[Dataset start]
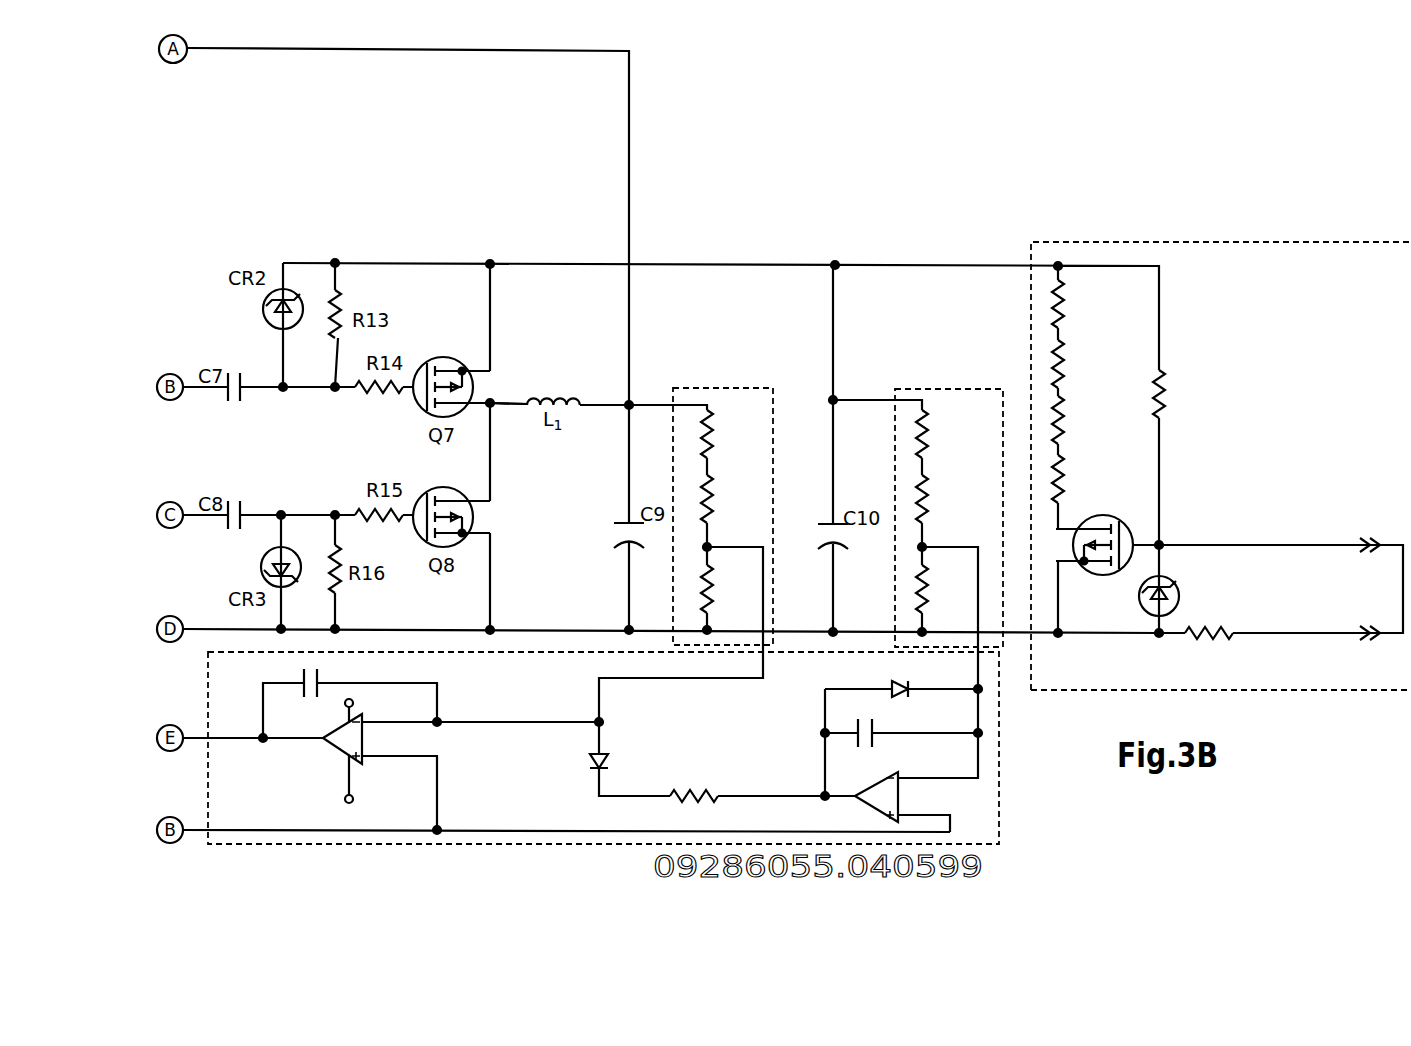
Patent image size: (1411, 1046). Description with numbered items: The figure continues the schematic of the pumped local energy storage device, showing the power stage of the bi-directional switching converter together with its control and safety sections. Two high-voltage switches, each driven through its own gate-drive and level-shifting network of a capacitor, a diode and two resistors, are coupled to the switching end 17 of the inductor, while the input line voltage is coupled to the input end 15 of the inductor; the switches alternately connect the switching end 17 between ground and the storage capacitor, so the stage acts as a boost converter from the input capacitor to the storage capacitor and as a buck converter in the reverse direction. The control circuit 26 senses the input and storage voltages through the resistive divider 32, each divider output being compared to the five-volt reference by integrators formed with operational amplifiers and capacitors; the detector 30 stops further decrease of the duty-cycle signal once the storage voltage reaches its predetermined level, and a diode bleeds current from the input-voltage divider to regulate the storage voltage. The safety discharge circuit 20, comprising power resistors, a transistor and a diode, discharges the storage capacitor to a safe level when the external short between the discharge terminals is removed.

The input end 15 is at (604, 392).
The switching end 17 is at (509, 391).
The safety discharge circuit 20 is at (1243, 242).
The control circuit 26 is at (1000, 780).
The detector 30 is at (930, 389).
The resistive divider 32 is at (700, 388).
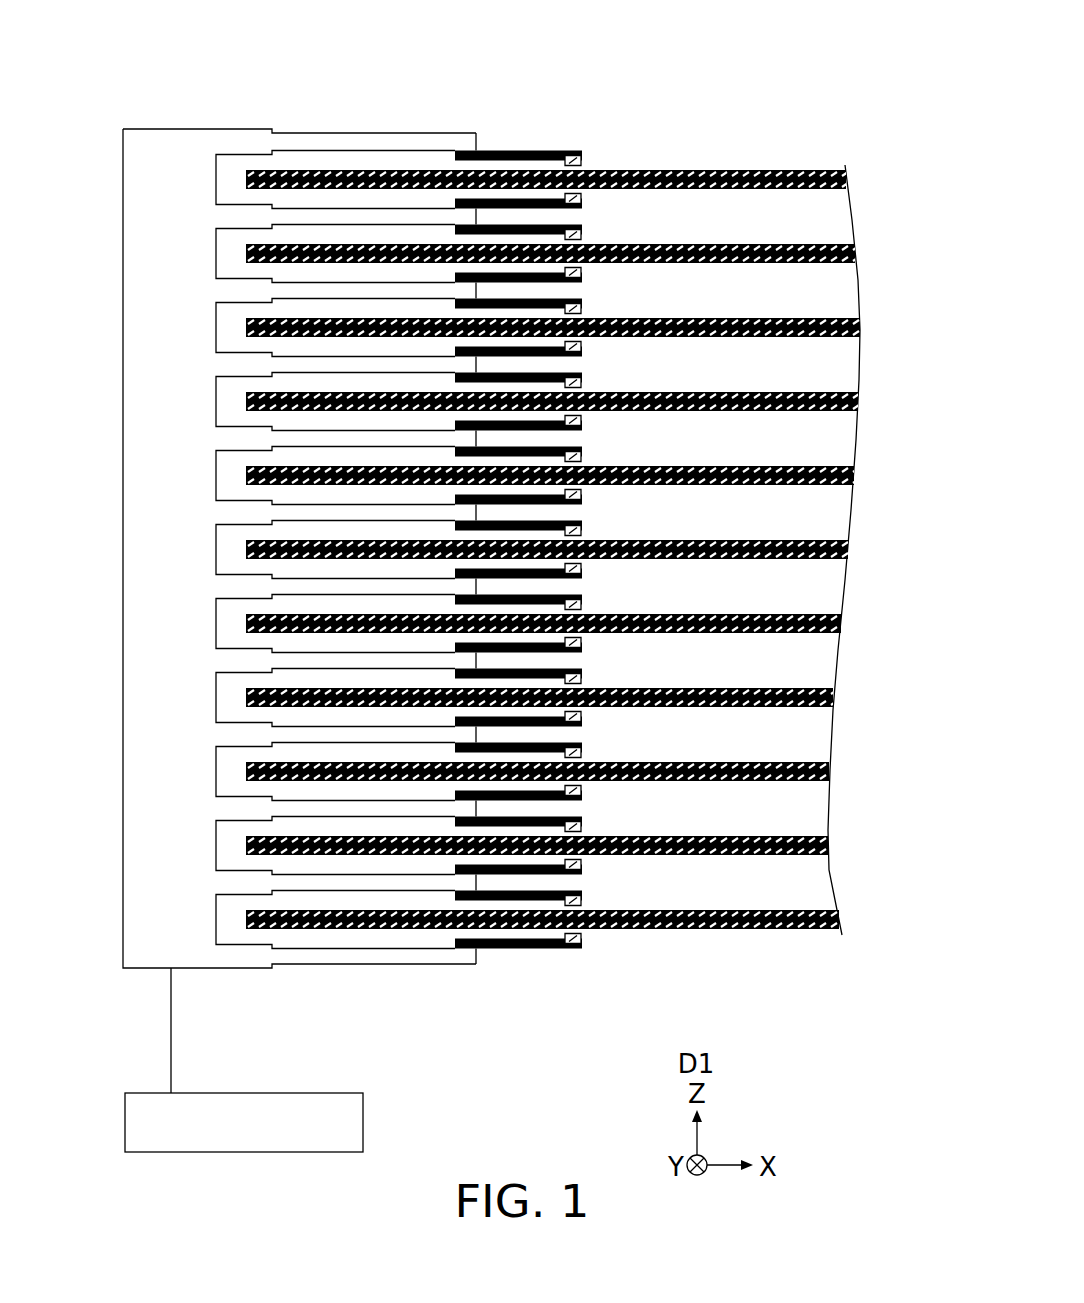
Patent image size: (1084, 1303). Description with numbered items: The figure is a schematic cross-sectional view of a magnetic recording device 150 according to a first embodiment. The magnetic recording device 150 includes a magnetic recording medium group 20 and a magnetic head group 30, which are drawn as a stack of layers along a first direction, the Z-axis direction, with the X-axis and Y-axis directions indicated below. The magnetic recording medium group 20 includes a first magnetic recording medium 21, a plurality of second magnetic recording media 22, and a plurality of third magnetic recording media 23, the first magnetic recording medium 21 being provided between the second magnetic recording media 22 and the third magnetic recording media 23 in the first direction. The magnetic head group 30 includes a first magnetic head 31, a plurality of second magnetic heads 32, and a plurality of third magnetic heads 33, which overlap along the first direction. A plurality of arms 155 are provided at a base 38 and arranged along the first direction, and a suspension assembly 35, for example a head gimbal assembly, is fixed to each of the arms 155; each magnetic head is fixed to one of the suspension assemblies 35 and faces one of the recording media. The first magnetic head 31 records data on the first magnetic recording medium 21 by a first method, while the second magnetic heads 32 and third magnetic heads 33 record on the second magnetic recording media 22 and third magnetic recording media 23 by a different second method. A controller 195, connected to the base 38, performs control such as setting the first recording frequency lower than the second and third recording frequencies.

The magnetic recording device 150 is at (872, 110).
The arms 155 is at (242, 219).
The base 38 is at (169, 198).
The magnetic recording medium group 20 is at (762, 148).
The second magnetic recording media 22 is at (826, 170).
The first magnetic recording medium 21 is at (826, 540).
The third magnetic recording media 23 is at (826, 614).
The magnetic head group 30 is at (571, 138).
The suspension assembly 35 is at (519, 200).
The second magnetic heads 32 is at (582, 160).
The first magnetic head 31 is at (582, 529).
The third magnetic heads 33 is at (582, 604).
The controller 195 is at (365, 1120).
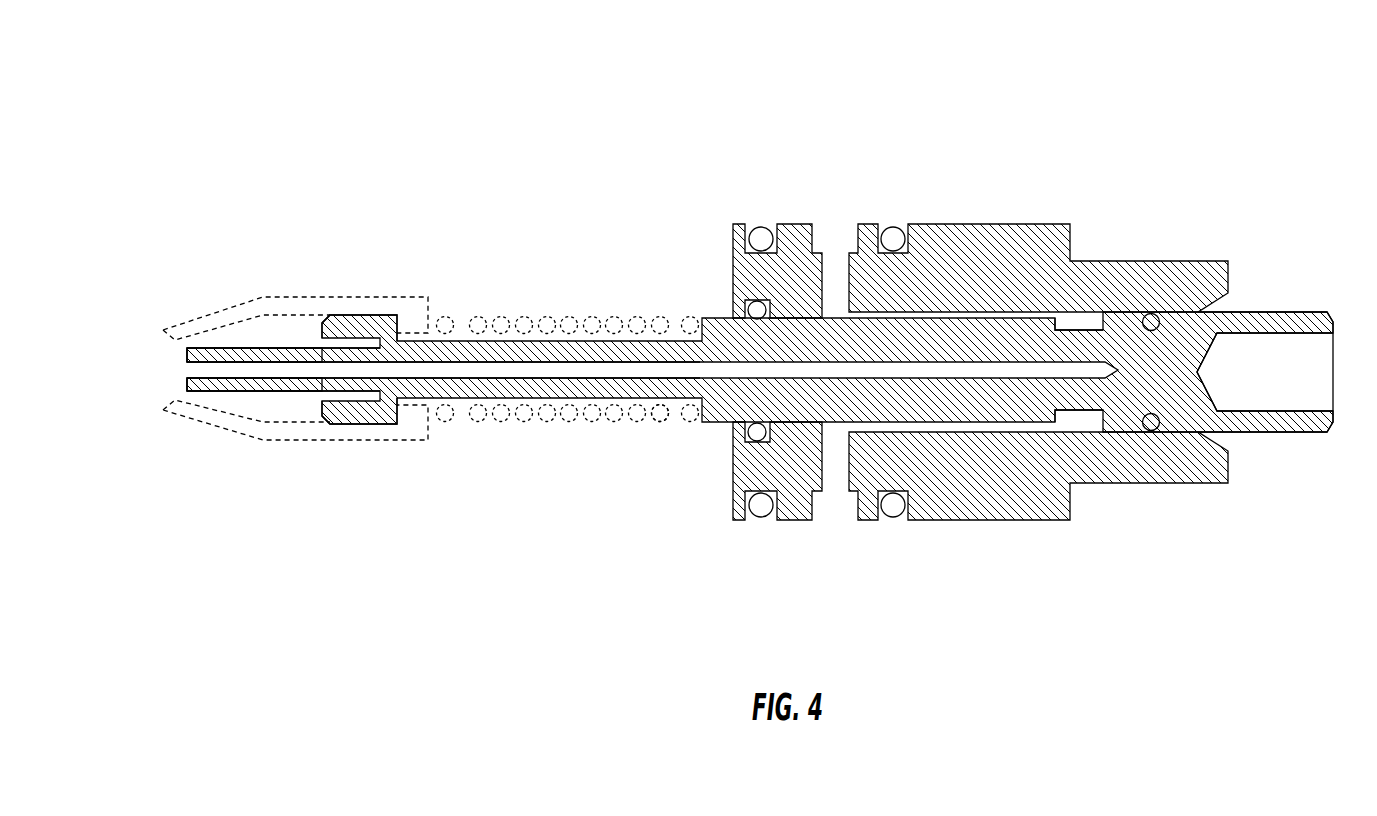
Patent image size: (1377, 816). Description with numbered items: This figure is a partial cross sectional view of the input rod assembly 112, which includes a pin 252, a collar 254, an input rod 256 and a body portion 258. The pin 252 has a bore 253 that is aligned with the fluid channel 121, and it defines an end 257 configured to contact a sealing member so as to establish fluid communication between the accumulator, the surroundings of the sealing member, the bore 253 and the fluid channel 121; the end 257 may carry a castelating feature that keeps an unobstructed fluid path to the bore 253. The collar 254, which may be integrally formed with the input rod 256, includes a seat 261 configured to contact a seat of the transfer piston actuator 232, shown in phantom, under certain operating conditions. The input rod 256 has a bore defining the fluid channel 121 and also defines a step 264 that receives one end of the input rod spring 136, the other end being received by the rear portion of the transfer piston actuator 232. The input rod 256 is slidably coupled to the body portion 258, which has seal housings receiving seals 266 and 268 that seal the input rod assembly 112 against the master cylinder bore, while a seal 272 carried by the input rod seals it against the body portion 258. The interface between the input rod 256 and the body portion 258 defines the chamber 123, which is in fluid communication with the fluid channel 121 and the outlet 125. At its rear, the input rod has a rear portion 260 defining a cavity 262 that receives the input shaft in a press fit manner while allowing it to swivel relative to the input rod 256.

The input rod assembly 112 is at (326, 104).
The transfer piston actuator 232 is at (316, 297).
The input rod 256 is at (514, 317).
The fluid channel 121 is at (647, 368).
The seal 266 is at (766, 228).
The seal 268 is at (895, 230).
The body portion 258 is at (1005, 224).
The seal 272 is at (1153, 313).
The rear portion 260 is at (1265, 312).
The cavity 262 is at (1272, 395).
The end 257 is at (188, 381).
The pin 252 is at (262, 344).
The bore 253 is at (255, 382).
The seat 261 is at (323, 410).
The collar 254 is at (380, 424).
The input rod spring 136 is at (661, 421).
The step 264 is at (702, 420).
The outlet 125 is at (852, 505).
The chamber 123 is at (1080, 428).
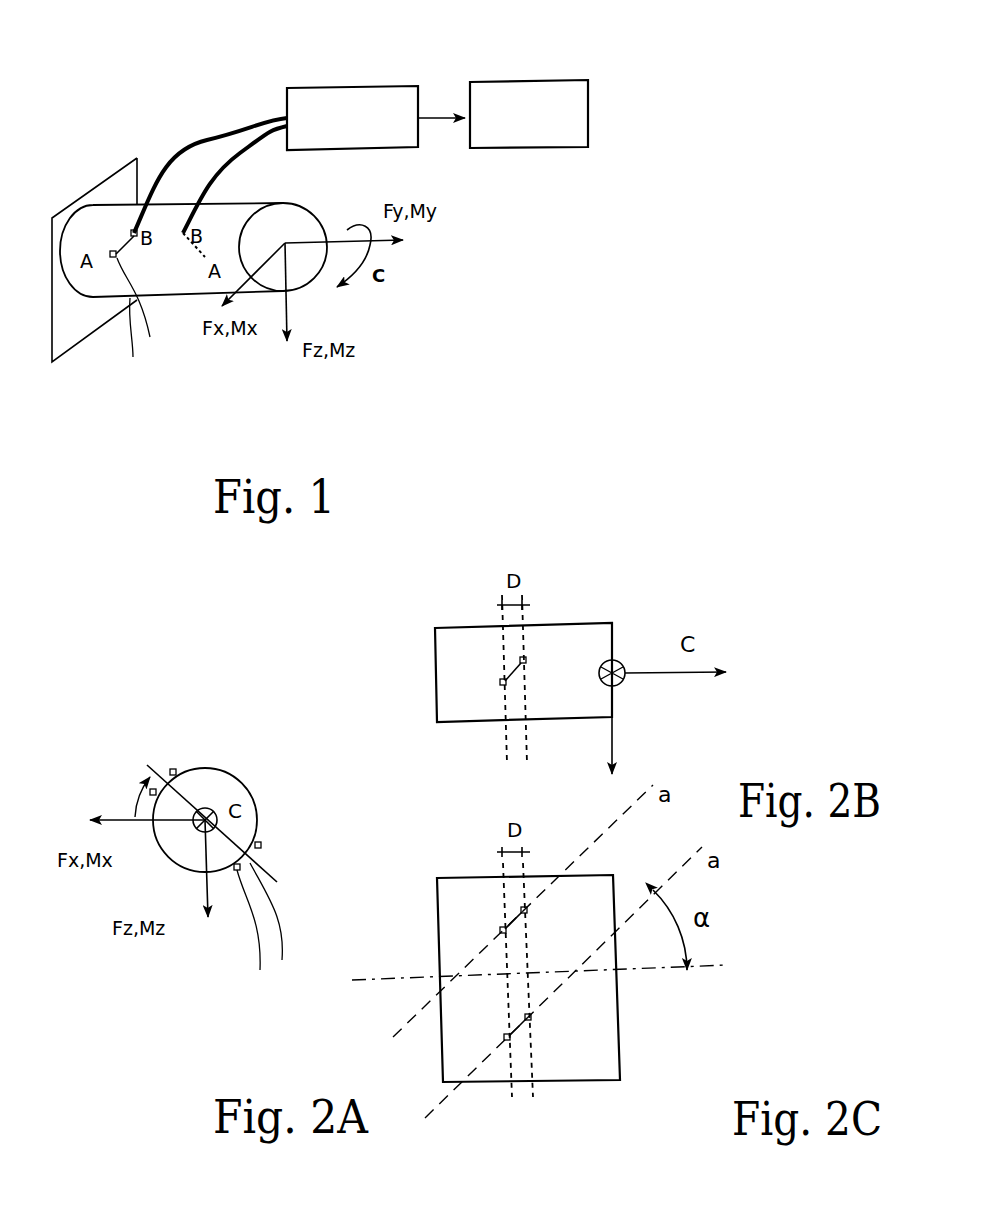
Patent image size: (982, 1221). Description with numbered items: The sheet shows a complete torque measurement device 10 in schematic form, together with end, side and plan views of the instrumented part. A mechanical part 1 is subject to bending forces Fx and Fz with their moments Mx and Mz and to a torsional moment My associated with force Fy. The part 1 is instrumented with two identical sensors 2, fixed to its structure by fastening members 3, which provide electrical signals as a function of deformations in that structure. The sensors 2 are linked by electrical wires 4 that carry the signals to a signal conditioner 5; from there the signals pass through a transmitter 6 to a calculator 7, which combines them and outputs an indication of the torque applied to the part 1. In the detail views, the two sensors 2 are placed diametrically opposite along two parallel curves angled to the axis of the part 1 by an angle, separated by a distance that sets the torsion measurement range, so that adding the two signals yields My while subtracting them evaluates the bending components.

In FIG. 1, the mechanical part 1 is at (110, 208).
In FIG. 2A, the mechanical part 1 is at (240, 772).
In FIG. 1, the sensors 2 is at (143, 309).
In FIG. 2A, the sensors 2 is at (161, 772).
In FIG. 1, the fastening members 3 is at (118, 336).
In FIG. 2A, the fastening members 3 is at (174, 768).
In FIG. 1, the electrical wires 4 is at (213, 185).
In FIG. 1, the signal conditioner 5 is at (300, 100).
In FIG. 1, the transmitter 6 is at (448, 113).
In FIG. 1, the calculator 7 is at (510, 97).
In FIG. 1, the torque measurement device 10 is at (452, 245).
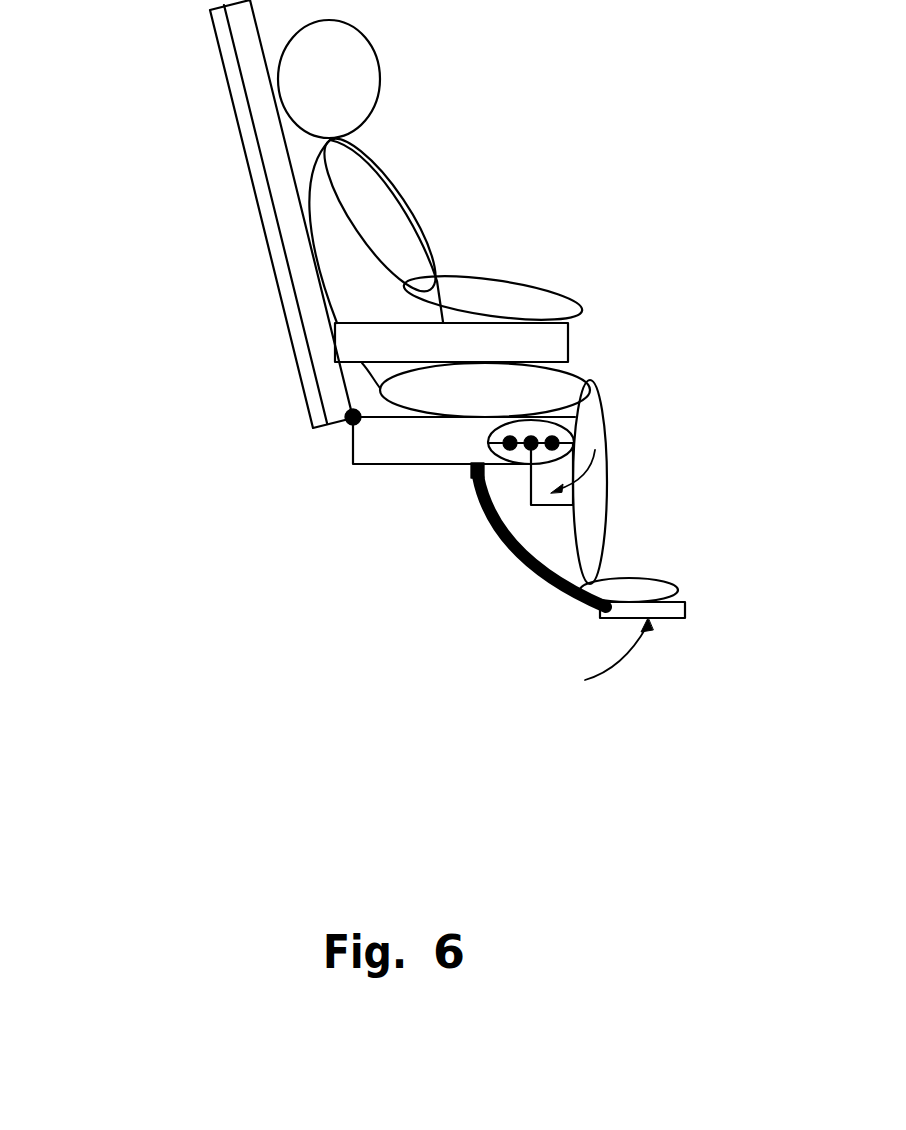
[Dataset end]
Given exercise
Find every line above that contains the string "sensors", matching case exactly, and copy each one.

Task result
Patent image size: (982, 1221). Description with numbered items: The sheet shows a complete torque measurement device 10 in schematic form, together with end, side and plan views of the instrumented part. A mechanical part 1 is subject to bending forces Fx and Fz with their moments Mx and Mz and to a torsional moment My associated with force Fy. The part 1 is instrumented with two identical sensors 2, fixed to its structure by fastening members 3, which provide electrical signals as a function of deformations in that structure. The sensors 2 are linked by electrical wires 4 that carry the signals to a signal conditioner 5; from there the signals pass through a transmitter 6 to a calculator 7, which combines them and outputs an indication of the torque applied to the part 1. In the detail views, the two sensors 2 are placed diametrically opposite along two parallel curves angled to the axis of the part 1 by an angle, separated by a distance that sets the torsion measurement range, so that adding the two signals yields My while subtracting them evaluates the bending components.
In FIG. 1, the sensors 2 is at (143, 309).
In FIG. 2A, the sensors 2 is at (161, 772).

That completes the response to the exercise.